● TASK DIRECTIONS
Give all the lines below again, exactly, with no pictures.

····················

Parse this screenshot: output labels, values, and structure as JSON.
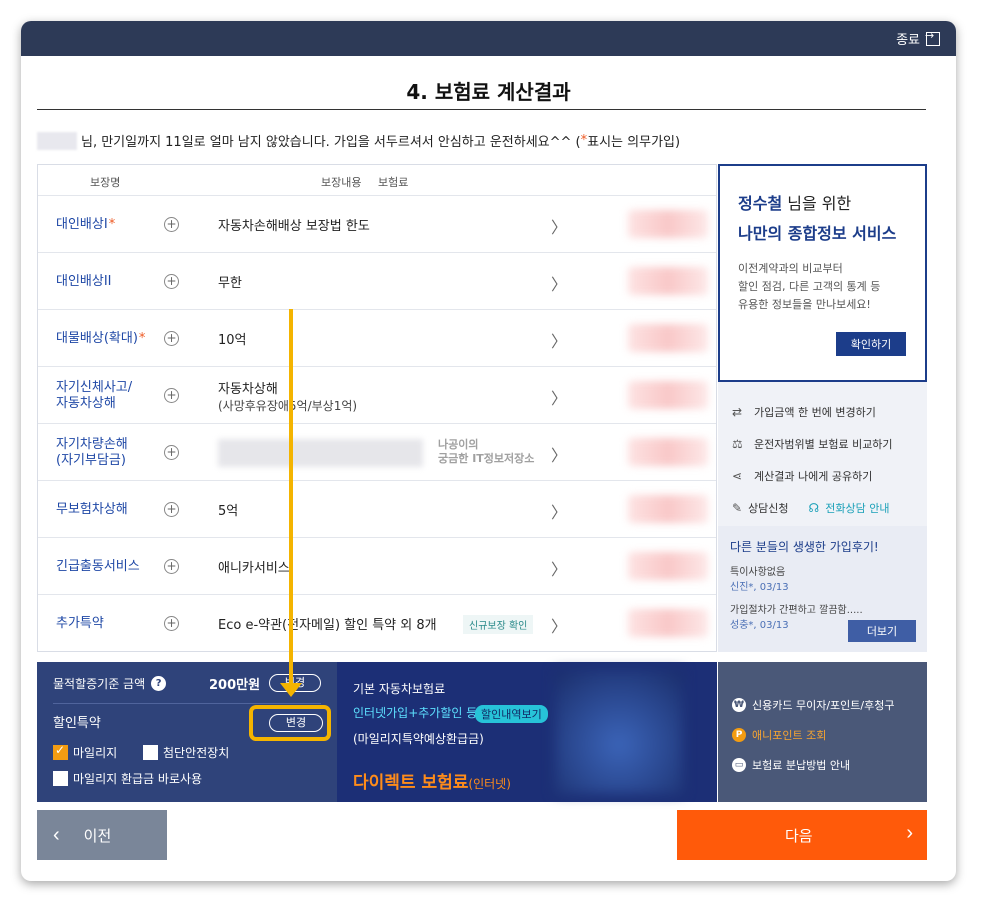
{
  "window": {
    "close_label": "종료"
  },
  "title": "4. 보험료 계산결과",
  "notice": {
    "text": "님, 만기일까지 11일로 얼마 남지 않았습니다. 가입을 서두르셔서 안심하고 운전하세요^^ (",
    "star": "*",
    "tail": " 표시는 의무가입)"
  },
  "table": {
    "headers": {
      "name": "보장명",
      "content": "보장내용",
      "premium": "보험료"
    },
    "rows": [
      {
        "name": "대인배상I",
        "star": "*",
        "detail": "자동차손해배상 보장법 한도",
        "sub": ""
      },
      {
        "name": "대인배상II",
        "star": "",
        "detail": "무한",
        "sub": ""
      },
      {
        "name": "대물배상(확대)",
        "star": "*",
        "detail": "10억",
        "sub": ""
      },
      {
        "name": "자기신체사고/\n자동차상해",
        "star": "",
        "detail": "자동차상해",
        "sub": "(사망후유장애5억/부상1억)"
      },
      {
        "name": "자기차량손해\n(자기부담금)",
        "star": "",
        "detail": "",
        "sub": ""
      },
      {
        "name": "무보험차상해",
        "star": "",
        "detail": "5억",
        "sub": ""
      },
      {
        "name": "긴급출동서비스",
        "star": "",
        "detail": "애니카서비스",
        "sub": ""
      },
      {
        "name": "추가특약",
        "star": "",
        "detail": "Eco e-약관(전자메일) 할인 특약 외 8개",
        "sub": ""
      }
    ],
    "tag_new": "신규보장 확인",
    "watermark": [
      "나공이의",
      "궁금한 IT정보저장소"
    ]
  },
  "side": {
    "promo_name": "정수철",
    "promo_l1_tail": " 님을 위한",
    "promo_l2": "나만의 종합정보 서비스",
    "promo_desc": [
      "이전계약과의 비교부터",
      "할인 점검, 다른 고객의 통계 등",
      "유용한 정보들을 만나보세요!"
    ],
    "confirm_label": "확인하기",
    "links": [
      "가입금액 한 번에 변경하기",
      "운전자범위별 보험료 비교하기",
      "계산결과 나에게 공유하기"
    ],
    "consult": "상담신청",
    "phone": "전화상담 안내",
    "reviews_title": "다른 분들의 생생한 가입후기!",
    "reviews": [
      {
        "text": "특이사항없음",
        "who": "신진*, 03/13"
      },
      {
        "text": "가입절차가 간편하고 깔끔함.....",
        "who": "성충*, 03/13"
      }
    ],
    "more_label": "더보기"
  },
  "bottom_left": {
    "property_label": "물적할증기준 금액",
    "amount": "200만원",
    "change_label": "변경",
    "discount_label": "할인특약",
    "change2_label": "변경",
    "mileage": "마일리지",
    "safety": "첨단안전장치",
    "mileage_refund": "마일리지 환급금 바로사용"
  },
  "bottom_mid": {
    "t1": "기본 자동차보험료",
    "t2": "인터넷가입+추가할인 등",
    "badge": "할인내역보기",
    "t3": "(마일리지특약예상환급금)",
    "t4": "다이렉트 보험료",
    "t4_small": "(인터넷)"
  },
  "bottom_right": {
    "items": [
      "신용카드 무이자/포인트/후청구",
      "애니포인트 조회",
      "보험료 분납방법 안내"
    ]
  },
  "nav": {
    "prev": "이전",
    "next": "다음"
  },
  "colors": {
    "navy": "#2d3a57",
    "accent": "#1c3d8a",
    "orange": "#ff5a0a",
    "highlight": "#f4b400"
  }
}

····················

● RESULT OF THE EXERCISE
Parse this screenshot: output labels, values, and structure as JSON.
{
  "window": {
    "close_label": "종료"
  },
  "title": "4. 보험료 계산결과",
  "notice": {
    "text": "님, 만기일까지 11일로 얼마 남지 않았습니다. 가입을 서두르셔서 안심하고 운전하세요^^ (",
    "star": "*",
    "tail": " 표시는 의무가입)"
  },
  "table": {
    "headers": {
      "name": "보장명",
      "content": "보장내용",
      "premium": "보험료"
    },
    "rows": [
      {
        "name": "대인배상I",
        "star": "*",
        "detail": "자동차손해배상 보장법 한도",
        "sub": ""
      },
      {
        "name": "대인배상II",
        "star": "",
        "detail": "무한",
        "sub": ""
      },
      {
        "name": "대물배상(확대)",
        "star": "*",
        "detail": "10억",
        "sub": ""
      },
      {
        "name": "자기신체사고/\n자동차상해",
        "star": "",
        "detail": "자동차상해",
        "sub": "(사망후유장애5억/부상1억)"
      },
      {
        "name": "자기차량손해\n(자기부담금)",
        "star": "",
        "detail": "",
        "sub": ""
      },
      {
        "name": "무보험차상해",
        "star": "",
        "detail": "5억",
        "sub": ""
      },
      {
        "name": "긴급출동서비스",
        "star": "",
        "detail": "애니카서비스",
        "sub": ""
      },
      {
        "name": "추가특약",
        "star": "",
        "detail": "Eco e-약관(전자메일) 할인 특약 외 8개",
        "sub": ""
      }
    ],
    "tag_new": "신규보장 확인",
    "watermark": [
      "나공이의",
      "궁금한 IT정보저장소"
    ]
  },
  "side": {
    "promo_name": "정수철",
    "promo_l1_tail": " 님을 위한",
    "promo_l2": "나만의 종합정보 서비스",
    "promo_desc": [
      "이전계약과의 비교부터",
      "할인 점검, 다른 고객의 통계 등",
      "유용한 정보들을 만나보세요!"
    ],
    "confirm_label": "확인하기",
    "links": [
      "가입금액 한 번에 변경하기",
      "운전자범위별 보험료 비교하기",
      "계산결과 나에게 공유하기"
    ],
    "consult": "상담신청",
    "phone": "전화상담 안내",
    "reviews_title": "다른 분들의 생생한 가입후기!",
    "reviews": [
      {
        "text": "특이사항없음",
        "who": "신진*, 03/13"
      },
      {
        "text": "가입절차가 간편하고 깔끔함.....",
        "who": "성충*, 03/13"
      }
    ],
    "more_label": "더보기"
  },
  "bottom_left": {
    "property_label": "물적할증기준 금액",
    "amount": "200만원",
    "change_label": "변경",
    "discount_label": "할인특약",
    "change2_label": "변경",
    "mileage": "마일리지",
    "safety": "첨단안전장치",
    "mileage_refund": "마일리지 환급금 바로사용"
  },
  "bottom_mid": {
    "t1": "기본 자동차보험료",
    "t2": "인터넷가입+추가할인 등",
    "badge": "할인내역보기",
    "t3": "(마일리지특약예상환급금)",
    "t4": "다이렉트 보험료",
    "t4_small": "(인터넷)"
  },
  "bottom_right": {
    "items": [
      "신용카드 무이자/포인트/후청구",
      "애니포인트 조회",
      "보험료 분납방법 안내"
    ]
  },
  "nav": {
    "prev": "이전",
    "next": "다음"
  },
  "colors": {
    "navy": "#2d3a57",
    "accent": "#1c3d8a",
    "orange": "#ff5a0a",
    "highlight": "#f4b400"
  }
}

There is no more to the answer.